Aim. Count every line in the following entries where the word "Yandex" appears. Give the count alone.

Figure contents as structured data
_____

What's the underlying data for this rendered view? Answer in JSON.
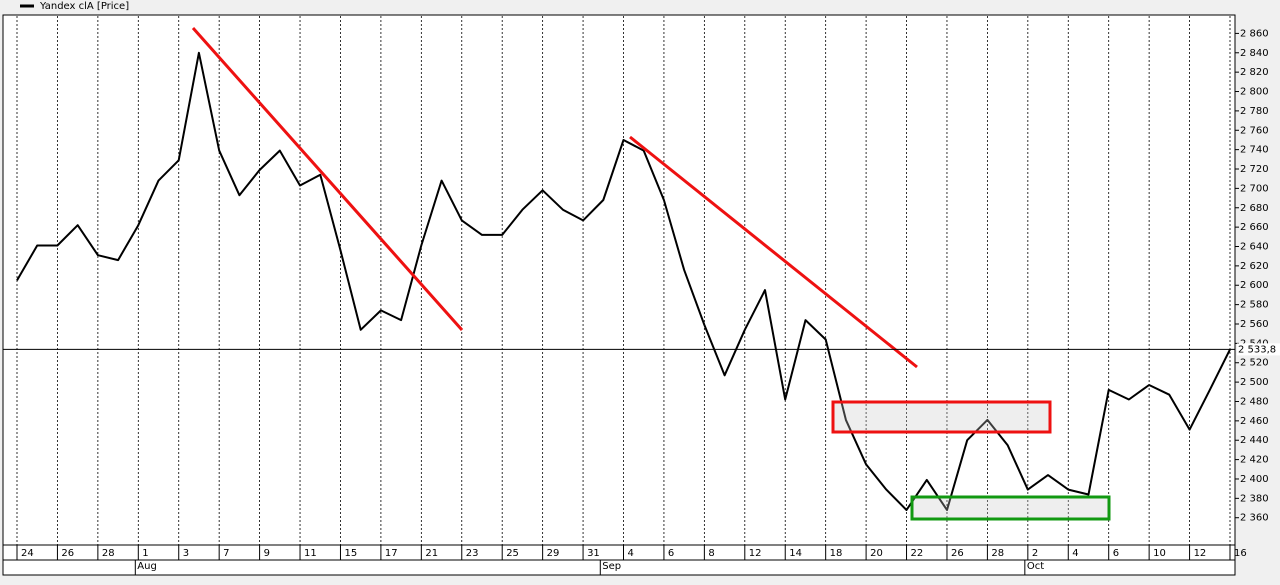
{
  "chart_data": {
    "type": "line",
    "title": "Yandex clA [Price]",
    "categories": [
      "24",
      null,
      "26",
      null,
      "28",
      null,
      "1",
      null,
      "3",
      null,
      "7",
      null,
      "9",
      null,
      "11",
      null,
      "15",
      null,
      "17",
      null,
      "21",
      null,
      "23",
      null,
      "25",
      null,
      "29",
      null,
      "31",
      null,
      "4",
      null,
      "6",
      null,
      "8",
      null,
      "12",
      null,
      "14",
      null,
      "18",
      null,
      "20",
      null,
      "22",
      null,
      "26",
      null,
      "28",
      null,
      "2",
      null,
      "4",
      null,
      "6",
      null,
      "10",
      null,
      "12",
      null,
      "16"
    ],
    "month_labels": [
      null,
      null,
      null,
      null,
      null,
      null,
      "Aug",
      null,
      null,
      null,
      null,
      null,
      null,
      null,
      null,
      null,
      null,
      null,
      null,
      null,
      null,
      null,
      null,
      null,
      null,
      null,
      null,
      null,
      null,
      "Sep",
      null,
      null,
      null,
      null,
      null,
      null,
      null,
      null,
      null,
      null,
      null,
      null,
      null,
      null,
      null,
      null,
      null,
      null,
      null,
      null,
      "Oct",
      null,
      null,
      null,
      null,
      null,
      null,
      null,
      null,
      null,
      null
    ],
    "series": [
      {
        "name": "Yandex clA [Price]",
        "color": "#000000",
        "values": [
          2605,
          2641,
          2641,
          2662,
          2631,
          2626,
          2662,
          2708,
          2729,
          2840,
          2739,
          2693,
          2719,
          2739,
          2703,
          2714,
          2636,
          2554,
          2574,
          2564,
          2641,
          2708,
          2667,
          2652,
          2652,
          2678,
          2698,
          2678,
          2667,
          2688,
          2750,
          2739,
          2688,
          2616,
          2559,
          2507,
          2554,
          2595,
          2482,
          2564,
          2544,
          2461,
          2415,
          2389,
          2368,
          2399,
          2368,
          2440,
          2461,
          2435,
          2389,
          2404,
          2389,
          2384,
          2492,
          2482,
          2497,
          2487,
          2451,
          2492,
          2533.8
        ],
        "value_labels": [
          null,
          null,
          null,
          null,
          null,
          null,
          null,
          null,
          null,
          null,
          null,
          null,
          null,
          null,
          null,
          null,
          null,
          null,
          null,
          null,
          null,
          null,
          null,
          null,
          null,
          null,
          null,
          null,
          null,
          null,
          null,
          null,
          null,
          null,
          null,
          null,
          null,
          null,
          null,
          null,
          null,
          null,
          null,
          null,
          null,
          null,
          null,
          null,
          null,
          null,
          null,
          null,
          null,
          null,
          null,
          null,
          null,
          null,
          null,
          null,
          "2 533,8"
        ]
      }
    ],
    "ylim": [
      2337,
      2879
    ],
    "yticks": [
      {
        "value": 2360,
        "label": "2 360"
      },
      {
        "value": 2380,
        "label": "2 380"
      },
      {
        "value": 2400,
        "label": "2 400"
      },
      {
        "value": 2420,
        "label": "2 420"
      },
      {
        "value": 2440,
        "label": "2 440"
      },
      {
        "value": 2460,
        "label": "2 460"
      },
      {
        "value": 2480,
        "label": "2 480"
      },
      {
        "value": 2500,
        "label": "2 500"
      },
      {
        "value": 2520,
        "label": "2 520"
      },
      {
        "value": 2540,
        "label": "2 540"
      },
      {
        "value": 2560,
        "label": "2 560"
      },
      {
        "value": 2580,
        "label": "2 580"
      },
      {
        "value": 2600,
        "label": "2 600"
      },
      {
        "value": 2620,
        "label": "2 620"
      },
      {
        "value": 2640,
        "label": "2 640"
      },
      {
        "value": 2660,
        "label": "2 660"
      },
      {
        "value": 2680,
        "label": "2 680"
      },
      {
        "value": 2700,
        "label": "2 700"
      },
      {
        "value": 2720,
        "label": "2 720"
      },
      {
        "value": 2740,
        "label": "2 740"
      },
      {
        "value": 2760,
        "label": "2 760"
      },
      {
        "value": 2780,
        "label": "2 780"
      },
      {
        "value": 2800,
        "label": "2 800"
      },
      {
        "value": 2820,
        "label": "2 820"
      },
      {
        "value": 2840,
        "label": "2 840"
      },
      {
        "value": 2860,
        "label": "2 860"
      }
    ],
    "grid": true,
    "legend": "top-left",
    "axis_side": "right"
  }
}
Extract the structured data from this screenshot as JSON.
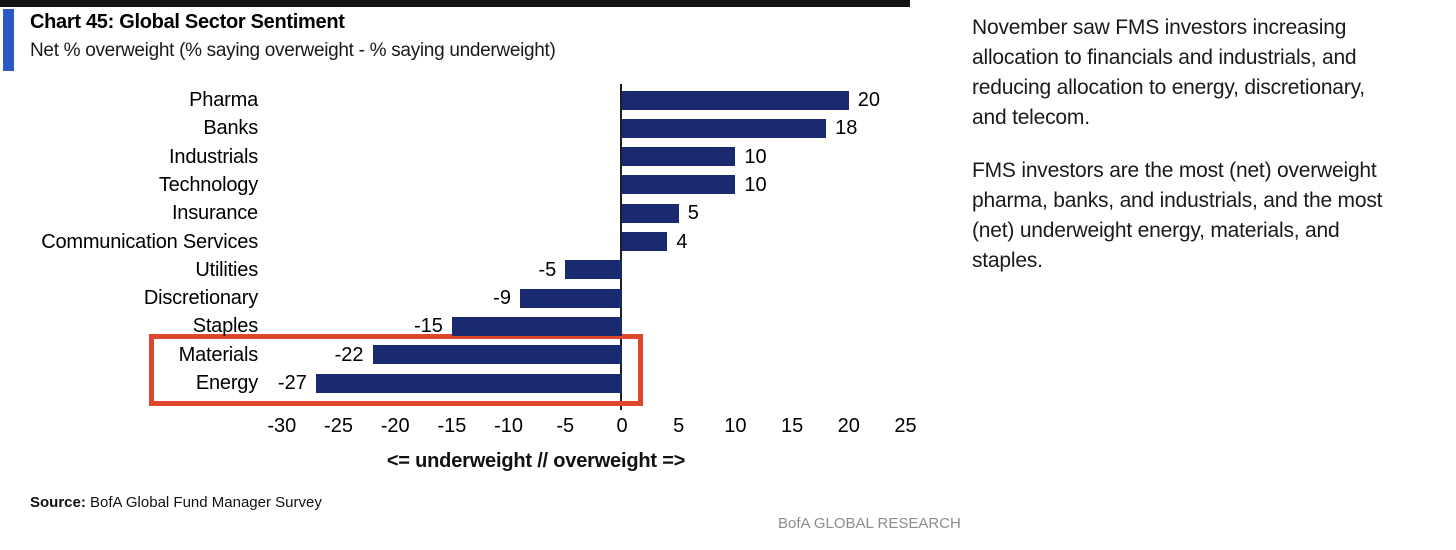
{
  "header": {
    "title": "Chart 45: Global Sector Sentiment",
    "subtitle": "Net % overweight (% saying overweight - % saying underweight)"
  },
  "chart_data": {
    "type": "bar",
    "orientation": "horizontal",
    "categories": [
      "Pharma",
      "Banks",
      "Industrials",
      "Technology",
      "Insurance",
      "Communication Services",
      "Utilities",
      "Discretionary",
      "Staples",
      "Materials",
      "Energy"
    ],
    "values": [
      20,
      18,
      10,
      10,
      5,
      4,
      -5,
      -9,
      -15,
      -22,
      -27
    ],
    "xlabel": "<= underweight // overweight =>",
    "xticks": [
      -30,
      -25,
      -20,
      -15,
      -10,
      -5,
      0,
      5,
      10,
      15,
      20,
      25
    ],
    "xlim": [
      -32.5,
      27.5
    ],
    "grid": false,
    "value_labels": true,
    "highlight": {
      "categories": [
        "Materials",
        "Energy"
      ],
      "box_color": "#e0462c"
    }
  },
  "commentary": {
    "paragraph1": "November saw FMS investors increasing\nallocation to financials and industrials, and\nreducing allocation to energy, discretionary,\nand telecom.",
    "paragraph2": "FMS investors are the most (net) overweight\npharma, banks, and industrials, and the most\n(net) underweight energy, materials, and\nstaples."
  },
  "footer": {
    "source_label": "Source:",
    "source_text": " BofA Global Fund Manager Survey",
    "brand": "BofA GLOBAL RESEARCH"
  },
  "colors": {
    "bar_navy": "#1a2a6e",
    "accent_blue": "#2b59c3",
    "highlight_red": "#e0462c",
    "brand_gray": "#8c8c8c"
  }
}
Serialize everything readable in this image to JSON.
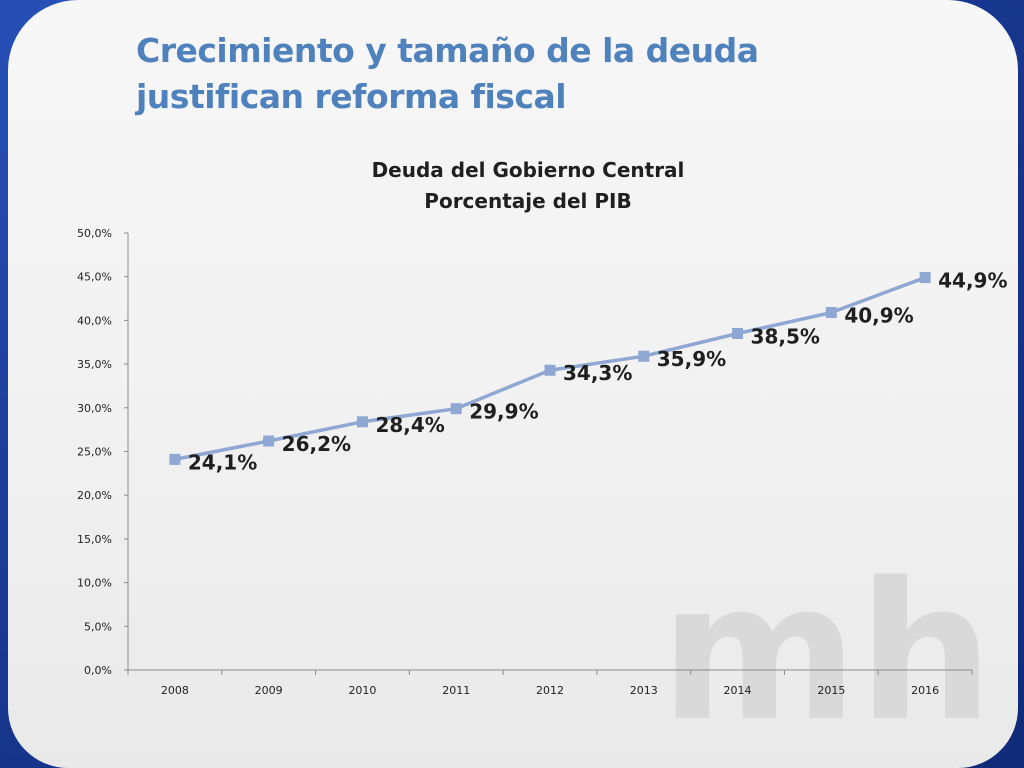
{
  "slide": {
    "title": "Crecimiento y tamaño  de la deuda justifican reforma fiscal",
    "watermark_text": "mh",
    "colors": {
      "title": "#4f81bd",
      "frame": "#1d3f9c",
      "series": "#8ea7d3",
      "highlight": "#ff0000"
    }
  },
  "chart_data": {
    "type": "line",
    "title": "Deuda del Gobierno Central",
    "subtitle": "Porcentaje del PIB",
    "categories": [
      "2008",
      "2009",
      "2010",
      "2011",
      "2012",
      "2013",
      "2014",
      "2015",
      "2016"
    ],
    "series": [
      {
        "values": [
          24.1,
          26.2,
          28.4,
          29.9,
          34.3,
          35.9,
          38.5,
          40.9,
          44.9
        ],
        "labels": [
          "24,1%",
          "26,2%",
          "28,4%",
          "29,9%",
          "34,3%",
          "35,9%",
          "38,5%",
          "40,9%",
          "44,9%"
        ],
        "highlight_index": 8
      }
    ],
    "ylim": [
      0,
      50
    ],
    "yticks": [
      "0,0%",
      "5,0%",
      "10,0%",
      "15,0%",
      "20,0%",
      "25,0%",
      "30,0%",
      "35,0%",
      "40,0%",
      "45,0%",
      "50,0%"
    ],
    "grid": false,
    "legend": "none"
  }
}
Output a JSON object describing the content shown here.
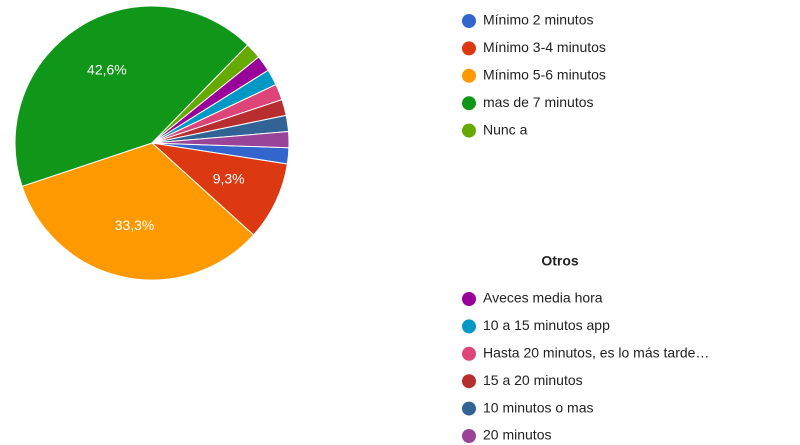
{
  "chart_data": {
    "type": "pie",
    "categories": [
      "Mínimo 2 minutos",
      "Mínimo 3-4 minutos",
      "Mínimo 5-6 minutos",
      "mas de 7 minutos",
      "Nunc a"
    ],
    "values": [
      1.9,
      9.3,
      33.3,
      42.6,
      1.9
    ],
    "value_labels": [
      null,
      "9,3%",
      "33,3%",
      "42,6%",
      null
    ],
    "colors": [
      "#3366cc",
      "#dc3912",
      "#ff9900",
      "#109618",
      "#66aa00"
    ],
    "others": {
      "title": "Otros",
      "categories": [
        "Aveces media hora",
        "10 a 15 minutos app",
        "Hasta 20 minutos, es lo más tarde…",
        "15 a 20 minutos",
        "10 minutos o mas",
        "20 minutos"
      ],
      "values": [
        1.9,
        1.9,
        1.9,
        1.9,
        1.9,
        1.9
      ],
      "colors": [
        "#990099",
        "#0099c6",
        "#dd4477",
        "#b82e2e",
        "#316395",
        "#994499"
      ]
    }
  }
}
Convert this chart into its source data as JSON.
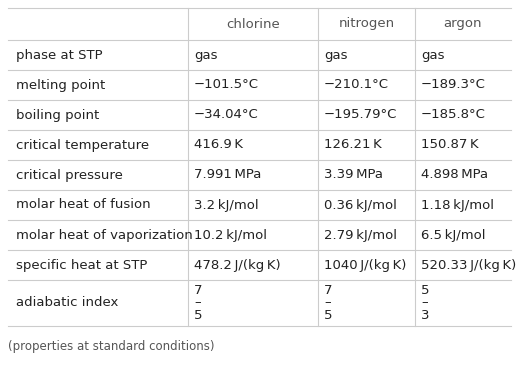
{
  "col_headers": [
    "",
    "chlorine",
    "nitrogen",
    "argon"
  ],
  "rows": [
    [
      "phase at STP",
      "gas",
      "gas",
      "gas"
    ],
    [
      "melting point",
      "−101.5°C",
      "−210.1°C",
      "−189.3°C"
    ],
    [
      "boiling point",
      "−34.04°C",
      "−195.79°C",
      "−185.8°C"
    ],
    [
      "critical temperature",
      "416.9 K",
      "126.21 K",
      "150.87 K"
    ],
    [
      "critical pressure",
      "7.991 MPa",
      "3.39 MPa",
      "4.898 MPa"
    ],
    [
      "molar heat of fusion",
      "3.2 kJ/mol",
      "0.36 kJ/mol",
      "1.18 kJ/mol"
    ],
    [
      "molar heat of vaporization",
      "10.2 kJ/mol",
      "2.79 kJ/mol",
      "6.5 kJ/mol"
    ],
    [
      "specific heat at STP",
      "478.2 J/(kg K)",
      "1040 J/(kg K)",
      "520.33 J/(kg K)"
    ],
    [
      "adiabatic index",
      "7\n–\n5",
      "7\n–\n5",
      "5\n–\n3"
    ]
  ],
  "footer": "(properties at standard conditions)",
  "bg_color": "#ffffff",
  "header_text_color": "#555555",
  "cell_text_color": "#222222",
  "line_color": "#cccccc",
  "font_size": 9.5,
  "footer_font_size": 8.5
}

_____

Full solution. 2